▸ **Listed entries**
┌──

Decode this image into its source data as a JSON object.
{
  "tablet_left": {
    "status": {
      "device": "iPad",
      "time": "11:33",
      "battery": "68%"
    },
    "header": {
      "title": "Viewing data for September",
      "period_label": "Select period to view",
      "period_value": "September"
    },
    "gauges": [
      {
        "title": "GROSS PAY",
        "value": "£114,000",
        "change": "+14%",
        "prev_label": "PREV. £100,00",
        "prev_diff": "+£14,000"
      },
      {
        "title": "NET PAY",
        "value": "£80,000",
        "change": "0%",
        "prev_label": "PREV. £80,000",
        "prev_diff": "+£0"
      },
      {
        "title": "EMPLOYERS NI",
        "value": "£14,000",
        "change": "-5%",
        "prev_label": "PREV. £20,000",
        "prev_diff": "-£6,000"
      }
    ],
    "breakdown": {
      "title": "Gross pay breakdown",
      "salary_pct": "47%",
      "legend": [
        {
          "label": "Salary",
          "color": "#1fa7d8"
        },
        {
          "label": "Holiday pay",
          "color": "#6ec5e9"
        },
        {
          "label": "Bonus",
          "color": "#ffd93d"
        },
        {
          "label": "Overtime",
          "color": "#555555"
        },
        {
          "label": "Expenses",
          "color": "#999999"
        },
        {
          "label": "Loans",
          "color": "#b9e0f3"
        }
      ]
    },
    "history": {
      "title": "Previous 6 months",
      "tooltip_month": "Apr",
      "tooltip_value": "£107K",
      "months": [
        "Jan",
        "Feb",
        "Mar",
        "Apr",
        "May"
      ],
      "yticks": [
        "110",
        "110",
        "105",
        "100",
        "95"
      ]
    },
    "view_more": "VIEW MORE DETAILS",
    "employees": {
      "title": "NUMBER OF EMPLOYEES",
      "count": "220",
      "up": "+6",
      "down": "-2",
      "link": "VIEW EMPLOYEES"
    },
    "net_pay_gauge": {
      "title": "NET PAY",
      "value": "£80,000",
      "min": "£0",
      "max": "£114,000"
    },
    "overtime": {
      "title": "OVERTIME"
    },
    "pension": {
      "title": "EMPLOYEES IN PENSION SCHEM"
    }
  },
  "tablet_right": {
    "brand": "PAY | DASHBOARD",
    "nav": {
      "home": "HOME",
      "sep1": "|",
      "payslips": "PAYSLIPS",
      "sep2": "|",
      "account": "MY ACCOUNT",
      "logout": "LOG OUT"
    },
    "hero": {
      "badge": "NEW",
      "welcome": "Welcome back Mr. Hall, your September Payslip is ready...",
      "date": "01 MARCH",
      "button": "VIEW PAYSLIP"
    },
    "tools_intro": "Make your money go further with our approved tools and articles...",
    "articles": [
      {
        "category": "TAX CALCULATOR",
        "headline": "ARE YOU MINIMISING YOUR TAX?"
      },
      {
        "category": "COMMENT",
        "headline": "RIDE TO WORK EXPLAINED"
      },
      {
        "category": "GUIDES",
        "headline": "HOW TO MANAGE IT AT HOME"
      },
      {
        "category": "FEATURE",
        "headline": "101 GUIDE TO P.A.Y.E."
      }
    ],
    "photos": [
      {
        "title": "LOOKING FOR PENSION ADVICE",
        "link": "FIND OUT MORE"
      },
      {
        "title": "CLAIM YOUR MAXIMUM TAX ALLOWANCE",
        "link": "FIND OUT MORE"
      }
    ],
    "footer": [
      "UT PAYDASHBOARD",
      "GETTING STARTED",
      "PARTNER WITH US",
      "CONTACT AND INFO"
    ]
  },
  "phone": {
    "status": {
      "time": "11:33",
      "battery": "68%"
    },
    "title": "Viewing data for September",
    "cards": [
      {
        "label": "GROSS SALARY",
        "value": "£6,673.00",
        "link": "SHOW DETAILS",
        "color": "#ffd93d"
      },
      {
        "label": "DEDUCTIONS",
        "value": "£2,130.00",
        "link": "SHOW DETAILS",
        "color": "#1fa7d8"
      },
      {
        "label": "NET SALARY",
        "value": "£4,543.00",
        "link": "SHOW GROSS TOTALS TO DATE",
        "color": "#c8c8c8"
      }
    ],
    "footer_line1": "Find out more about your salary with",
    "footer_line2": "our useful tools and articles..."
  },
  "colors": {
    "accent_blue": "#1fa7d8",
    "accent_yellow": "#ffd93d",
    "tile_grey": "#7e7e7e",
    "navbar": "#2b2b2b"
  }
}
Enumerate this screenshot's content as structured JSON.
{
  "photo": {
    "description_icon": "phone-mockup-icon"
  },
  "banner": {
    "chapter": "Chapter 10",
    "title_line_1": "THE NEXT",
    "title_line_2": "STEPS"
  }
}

└──

▸ **What the exercise asks**
Repeat exactly, and only, the lines from the line with "Enumerate this screenshot's" through the end of the listing above, both ends included.

▸ **Full output**
Enumerate this screenshot's content as structured JSON.
{
  "photo": {
    "description_icon": "phone-mockup-icon"
  },
  "banner": {
    "chapter": "Chapter 10",
    "title_line_1": "THE NEXT",
    "title_line_2": "STEPS"
  }
}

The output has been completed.